The exercise
Where the word "color" occurs in a line, return that line.

Given records

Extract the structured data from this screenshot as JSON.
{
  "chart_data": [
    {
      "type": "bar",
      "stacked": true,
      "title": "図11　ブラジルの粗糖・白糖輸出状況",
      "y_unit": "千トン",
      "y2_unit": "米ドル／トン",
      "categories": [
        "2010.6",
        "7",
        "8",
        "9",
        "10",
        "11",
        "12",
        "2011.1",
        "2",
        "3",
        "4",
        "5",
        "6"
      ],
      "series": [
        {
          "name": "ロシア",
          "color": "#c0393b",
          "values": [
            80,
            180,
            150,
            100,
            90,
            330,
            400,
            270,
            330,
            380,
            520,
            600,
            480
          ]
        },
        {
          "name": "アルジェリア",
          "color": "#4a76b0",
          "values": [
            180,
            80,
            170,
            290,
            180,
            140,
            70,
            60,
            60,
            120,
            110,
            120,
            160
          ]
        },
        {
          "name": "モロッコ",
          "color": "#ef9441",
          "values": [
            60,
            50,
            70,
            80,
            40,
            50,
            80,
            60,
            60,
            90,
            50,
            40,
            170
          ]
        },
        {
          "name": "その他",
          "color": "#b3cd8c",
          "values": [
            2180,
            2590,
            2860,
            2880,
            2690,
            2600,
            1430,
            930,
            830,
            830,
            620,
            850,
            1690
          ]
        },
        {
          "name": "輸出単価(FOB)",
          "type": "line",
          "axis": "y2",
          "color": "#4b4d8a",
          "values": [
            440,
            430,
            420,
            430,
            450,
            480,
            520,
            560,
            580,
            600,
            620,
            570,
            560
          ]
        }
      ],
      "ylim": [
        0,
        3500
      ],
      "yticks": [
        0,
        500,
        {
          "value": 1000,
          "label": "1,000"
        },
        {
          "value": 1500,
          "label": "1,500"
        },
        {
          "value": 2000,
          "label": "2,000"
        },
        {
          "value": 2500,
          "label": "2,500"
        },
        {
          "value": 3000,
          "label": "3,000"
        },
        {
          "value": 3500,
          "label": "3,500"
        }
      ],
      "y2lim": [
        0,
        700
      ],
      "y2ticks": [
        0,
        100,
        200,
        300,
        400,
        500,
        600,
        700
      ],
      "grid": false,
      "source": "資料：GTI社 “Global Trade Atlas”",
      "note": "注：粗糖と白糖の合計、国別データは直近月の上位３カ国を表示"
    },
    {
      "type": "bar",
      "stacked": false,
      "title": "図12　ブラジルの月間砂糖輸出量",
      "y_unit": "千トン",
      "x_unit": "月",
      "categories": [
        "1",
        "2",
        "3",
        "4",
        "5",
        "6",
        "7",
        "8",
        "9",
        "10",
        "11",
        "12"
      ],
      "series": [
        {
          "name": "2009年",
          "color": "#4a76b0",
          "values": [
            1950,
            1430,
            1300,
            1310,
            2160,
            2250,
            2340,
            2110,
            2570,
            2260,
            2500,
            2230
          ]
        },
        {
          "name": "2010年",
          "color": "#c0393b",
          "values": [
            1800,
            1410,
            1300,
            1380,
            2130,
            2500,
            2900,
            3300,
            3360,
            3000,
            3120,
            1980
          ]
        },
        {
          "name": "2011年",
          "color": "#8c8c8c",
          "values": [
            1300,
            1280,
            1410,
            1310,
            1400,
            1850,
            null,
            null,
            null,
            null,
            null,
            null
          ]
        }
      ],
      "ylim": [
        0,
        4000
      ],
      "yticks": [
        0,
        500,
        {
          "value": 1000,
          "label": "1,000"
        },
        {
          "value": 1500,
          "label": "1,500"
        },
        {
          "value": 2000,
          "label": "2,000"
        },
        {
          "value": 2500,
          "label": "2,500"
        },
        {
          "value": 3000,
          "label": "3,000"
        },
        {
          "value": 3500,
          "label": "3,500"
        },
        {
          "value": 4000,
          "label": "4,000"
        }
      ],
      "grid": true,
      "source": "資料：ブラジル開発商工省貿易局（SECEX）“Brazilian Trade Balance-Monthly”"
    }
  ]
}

Task result
          "color": "#c0393b",
          "color": "#4a76b0",
          "color": "#ef9441",
          "color": "#b3cd8c",
          "color": "#4b4d8a",
          "color": "#4a76b0",
          "color": "#c0393b",
          "color": "#8c8c8c",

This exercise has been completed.